Task details: Write out all of the entries that follow, word for word, but skip the pictures.

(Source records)
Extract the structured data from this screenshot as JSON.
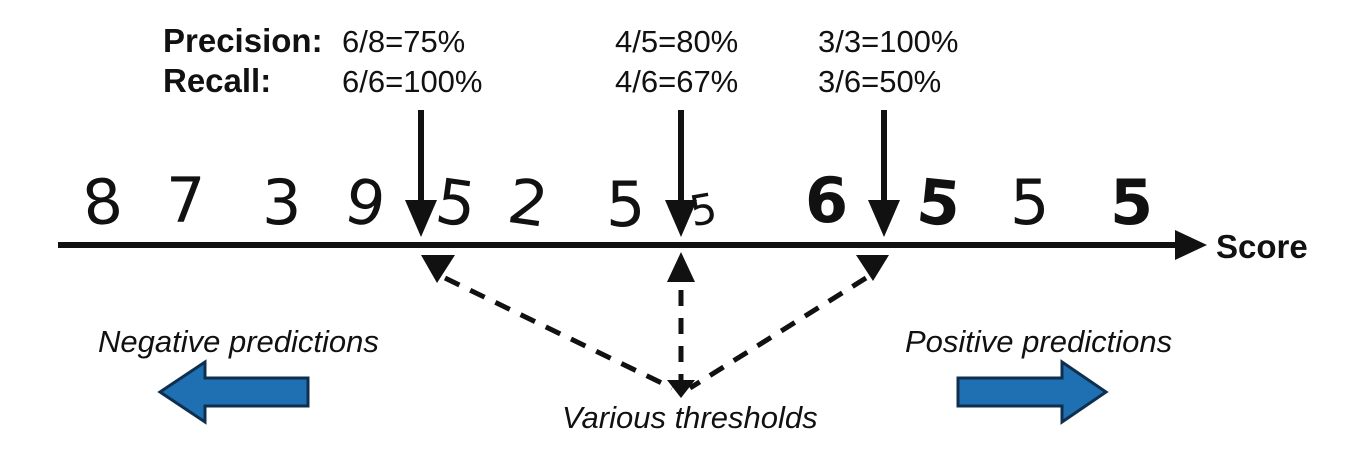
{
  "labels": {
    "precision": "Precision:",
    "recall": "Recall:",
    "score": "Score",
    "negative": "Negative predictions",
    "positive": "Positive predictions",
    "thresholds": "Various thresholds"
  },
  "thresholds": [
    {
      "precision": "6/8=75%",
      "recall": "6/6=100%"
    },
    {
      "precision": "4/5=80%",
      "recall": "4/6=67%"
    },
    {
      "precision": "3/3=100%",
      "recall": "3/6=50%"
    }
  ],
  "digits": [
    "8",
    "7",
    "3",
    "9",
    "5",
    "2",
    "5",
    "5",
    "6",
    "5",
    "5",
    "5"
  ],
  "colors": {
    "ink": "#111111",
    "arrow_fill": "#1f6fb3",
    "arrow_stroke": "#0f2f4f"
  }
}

Completed exercise:
Extract the structured data from this screenshot as JSON.
{
  "labels": {
    "precision": "Precision:",
    "recall": "Recall:",
    "score": "Score",
    "negative": "Negative predictions",
    "positive": "Positive predictions",
    "thresholds": "Various thresholds"
  },
  "thresholds": [
    {
      "precision": "6/8=75%",
      "recall": "6/6=100%"
    },
    {
      "precision": "4/5=80%",
      "recall": "4/6=67%"
    },
    {
      "precision": "3/3=100%",
      "recall": "3/6=50%"
    }
  ],
  "digits": [
    "8",
    "7",
    "3",
    "9",
    "5",
    "2",
    "5",
    "5",
    "6",
    "5",
    "5",
    "5"
  ],
  "colors": {
    "ink": "#111111",
    "arrow_fill": "#1f6fb3",
    "arrow_stroke": "#0f2f4f"
  }
}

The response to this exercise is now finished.